I am writing this as a letter because I just need to get my thoughts on the page. I haven’t written a blog post in at least a week. I have been off my daily practice for well over two months now and I need to explore more clearly why. This is for me, but I know that a few of my more steadfast readers have reached out to me to ask why I’m not blogging regularly anymore.  Let’s see if I can get some of those thoughts and/or reasons on the page.

First, let me say that it’s always a bit of a push to write daily on a blog. I guess we all know that.  The problem is not getting the words on the page, but rather finding a topic worthy of writing about. I often get stuck with the thought, “This is just too boring for anyone to care about,” and then I’m there staring with nothing coming to mind. However, I recognize that small pieces of life are worthwhile to describe and that it’s often those tiny slices that ultimately create more meaning than any single giant piece.

Second, I got struck dumb with all the political opinions that has been in the air since the Presidential election. I am a Democrat, but have lots of Republican friends. The last thing I have wanted to do was to create a division with those friends and yet there have been times that I’ve had to bite my tongue – or not use my typing fingers – in order not to go off on a rant. I have justified this by telling myself that it’s more important to focus on unity versus division and tolerance versus partisanship. I have wanted instead to accentuate the vast number of similarities we all share as human beings rather than to get caught up with differences in opinion. However, I have not always felt good about my silence.  So I clearly have to learn how to strike a balance when it comes to this.
....................
» **JOBS**:
[a] From the letter about not blogging, extract the passage between "Second, I got" and "comes to this.", inclusive.
[b] According to the letter about not blogging, which political party does the writer belong to?
[c] Carry on the letter about not blogging, beginning right after its final sentence.
The listing that comes after this letter has no connection to it.

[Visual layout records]
....................
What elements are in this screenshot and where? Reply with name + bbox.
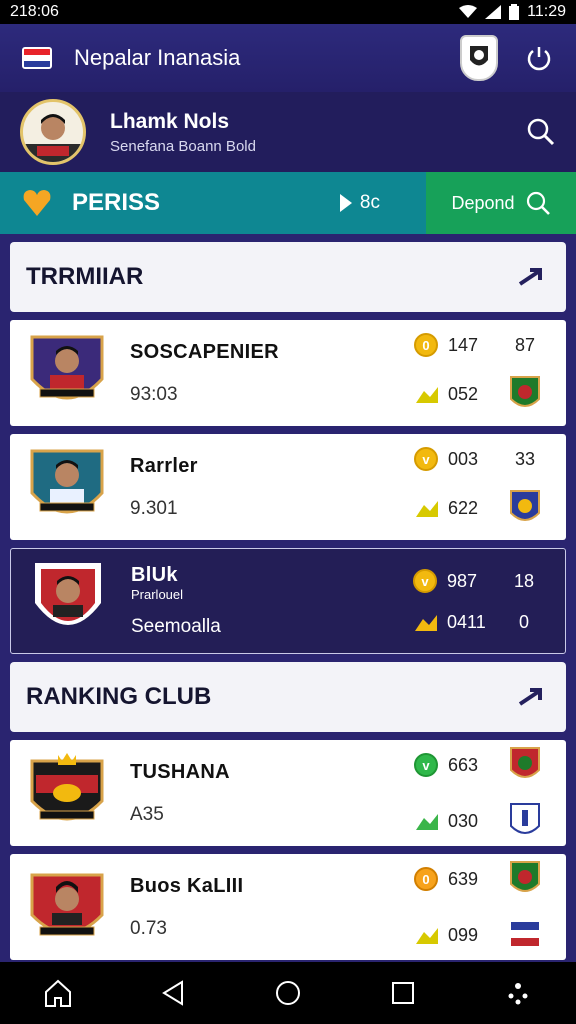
- club-badge-icon: [510, 861, 540, 892]
- battery-icon: [509, 4, 520, 20]
- arrow-right-icon[interactable]: [518, 266, 546, 288]
- coin-icon: 0: [414, 333, 438, 357]
- player-portrait-icon: [23, 114, 83, 162]
- flag-icon: [22, 47, 52, 69]
- trend-up-icon: [416, 387, 438, 403]
- profile-bar: Lhamk Nols Senefana Boann Bold: [0, 92, 576, 172]
- stat-value: 052: [448, 383, 479, 404]
- trend-up-icon: [415, 615, 437, 631]
- app-title: Nepalar Inanasia: [74, 45, 241, 70]
- section-title: TRRMIIAR: [26, 263, 144, 290]
- flag-badge-icon: [511, 922, 539, 946]
- arrow-right-icon[interactable]: [518, 686, 546, 708]
- stat-rank: 33: [514, 448, 536, 469]
- search-icon[interactable]: [526, 117, 556, 147]
- stat-value: 639: [448, 868, 479, 889]
- club-badge-icon[interactable]: [460, 35, 498, 81]
- coin-icon: v: [413, 569, 437, 593]
- card-name: BlUk: [131, 564, 178, 586]
- wifi-icon: [459, 5, 478, 18]
- profile-subtitle: Senefana Boann Bold: [110, 137, 256, 155]
- card-subtitle: Prarlouel: [131, 587, 184, 602]
- card-meta: A35: [130, 803, 164, 825]
- promo-title: PERISS: [72, 189, 161, 216]
- club-shield-icon: [30, 335, 104, 400]
- assistant-icon: [508, 983, 528, 1005]
- coin-icon: v: [414, 447, 438, 471]
- power-icon[interactable]: [524, 43, 554, 73]
- list-item[interactable]: Buos KaLIII 0.73 0 639 099: [10, 854, 566, 960]
- trend-up-icon: [416, 814, 438, 830]
- deposit-button[interactable]: Depond: [426, 172, 576, 234]
- search-icon: [526, 191, 550, 215]
- stat-value: 003: [448, 448, 479, 469]
- heart-icon: [23, 190, 51, 216]
- back-icon: [161, 980, 183, 1006]
- home-button[interactable]: [28, 968, 88, 1018]
- recents-icon: [392, 982, 415, 1004]
- status-time: 218:06: [10, 3, 59, 20]
- signal-icon: [485, 5, 502, 19]
- stat-rank: 18: [513, 570, 535, 591]
- club-badge-icon: [510, 376, 540, 407]
- circle-icon: [275, 981, 300, 1005]
- back-button[interactable]: [143, 968, 203, 1018]
- club-shield-icon: [30, 873, 104, 936]
- promo-bar: PERISS 8c Depond: [0, 172, 576, 234]
- card-meta: 9.301: [130, 497, 178, 519]
- stat-value: 0411: [447, 611, 486, 632]
- card-meta: 0.73: [130, 917, 167, 939]
- list-item[interactable]: Rarrler 9.301 v 003 33 622: [10, 434, 566, 540]
- app-header: Nepalar Inanasia: [0, 24, 576, 92]
- card-meta: 93:03: [130, 383, 178, 405]
- stat-value: 987: [447, 570, 478, 591]
- card-name: Buos KaLIII: [130, 874, 244, 897]
- stat-value: 147: [448, 334, 479, 355]
- trend-up-icon: [416, 501, 438, 517]
- home-icon: [44, 979, 71, 1007]
- stat-value: 622: [448, 497, 479, 518]
- club-badge-icon: [510, 490, 540, 521]
- system-nav-bar: [0, 962, 576, 1024]
- section-header[interactable]: TRRMIIAR: [10, 242, 566, 312]
- avatar[interactable]: [20, 99, 86, 165]
- list-item-selected[interactable]: BlUk Prarlouel Seemoalla v 987 18 0411 0: [10, 548, 566, 654]
- club-badge-icon: [510, 803, 540, 834]
- list-item[interactable]: SOSCAPENIER 93:03 0 147 87 052: [10, 320, 566, 426]
- club-crest-icon: [470, 46, 488, 66]
- profile-name: Lhamk Nols: [110, 109, 230, 133]
- list-item[interactable]: TUSHANA A35 v 663 030: [10, 740, 566, 846]
- home-circle-button[interactable]: [258, 968, 318, 1018]
- stat-value: 030: [448, 810, 479, 831]
- promo-banner[interactable]: PERISS 8c: [0, 172, 426, 234]
- status-bar: 218:06 11:29: [0, 0, 576, 24]
- coin-icon: 0: [414, 867, 438, 891]
- play-button[interactable]: 8c: [339, 192, 380, 214]
- section-title: RANKING CLUB: [26, 683, 212, 710]
- section-header[interactable]: RANKING CLUB: [10, 662, 566, 732]
- deposit-label: Depond: [451, 192, 515, 213]
- card-name: TUSHANA: [130, 760, 230, 783]
- club-shield-icon: [30, 753, 104, 821]
- card-meta: Seemoalla: [131, 616, 221, 637]
- content-list[interactable]: TRRMIIAR SOSCAPENIER 93:03 0 147 87 052: [10, 242, 566, 962]
- play-icon: [339, 194, 352, 212]
- play-count: 8c: [359, 192, 380, 213]
- coin-icon: v: [414, 753, 438, 777]
- stat-value: 663: [448, 754, 479, 775]
- card-name: Rarrler: [130, 454, 198, 477]
- club-shield-icon: [35, 563, 101, 625]
- trend-up-icon: [416, 928, 438, 944]
- card-name: SOSCAPENIER: [130, 340, 279, 363]
- stat-value: 099: [448, 924, 479, 945]
- status-clock: 11:29: [527, 3, 566, 20]
- club-badge-icon: [510, 747, 540, 778]
- assistant-button[interactable]: [488, 968, 548, 1018]
- club-shield-icon: [30, 449, 104, 514]
- stat-rank: 87: [514, 334, 536, 355]
- recents-button[interactable]: [373, 968, 433, 1018]
- stat-rank: 0: [518, 611, 529, 632]
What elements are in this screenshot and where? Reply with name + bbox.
....................
» **RESULTS BY TASK**:
[a]
Second, I got struck dumb with all the political opinions that has been in the air since the Presidential election. I am a Democrat, but have lots of Republican friends. The last thing I have wanted to do was to create a division with those friends and yet there have been times that I’ve had to bite my tongue – or not use my typing fingers – in order not to go off on a rant. I have justified this by telling myself that it’s more important to focus on unity versus division and tolerance versus partisanship. I have wanted instead to accentuate the vast number of similarities we all share as human beings rather than to get caught up with differences in opinion. However, I have not always felt good about my silence.  So I clearly have to learn how to strike a balance when it comes to this.

[b] The writer is a Democrat.

[c]
Third, I have found myself feeling less willing to be open about my life over these past months.  Maybe it is the current paranoia that comes from the political climate or maybe it’s just me feeling more vulnerable. I know that many people write blogs about particular subjects or passions rather than their personal life precisely because they want more privacy. I have not felt compelled to do that until lately. I personally love reading about someone’s life, getting that window into their world. I also love having a chronicle of my life for me to enjoy years from now when I am revisiting these days. I guess I just have to toughen up and not worry about others’ opinions.

Fourth, I have found myself assessing the pros and cons of blogging versus other kinds of writing. When will I work on pieces for publication or longer projects if blogging takes up the only time I seem to carve out for writing every day? Shouldn’t I be more serious? Take on bigger or better subjects?  Is this the best I can do with my writing skill?  Unfortunately, while mulling over these questions, I’ve managed not to do any writing at all. Perhaps I need to notice that big red flag waving in the wind.

Finally, of course, we had the Thomas fire near Ojai, the Getty fire that affected one of Ray’s major clients, a fire in our condo in Fort Worth, along with a couple of other big issues that have contributed to this turbulent (and fiery) past few months. Everything is on its way to resolution, but in the meantime, good grief!  So, I will give myself a little leeway for major disasters.

The other night I woke up with the realization that my life feels more chaotic when I don’t blog daily because that 20 minutes a day is my time for meditation.  That’s the time that I sit down, focus on something small that happened and sort out my thoughts and feelings. 

I can breathe deeper right this moment just getting that recognition down on the page.

Okay, here’s Day One of my resurrected blog. I believe I have stumbled upon a renewed purpose. Hooray.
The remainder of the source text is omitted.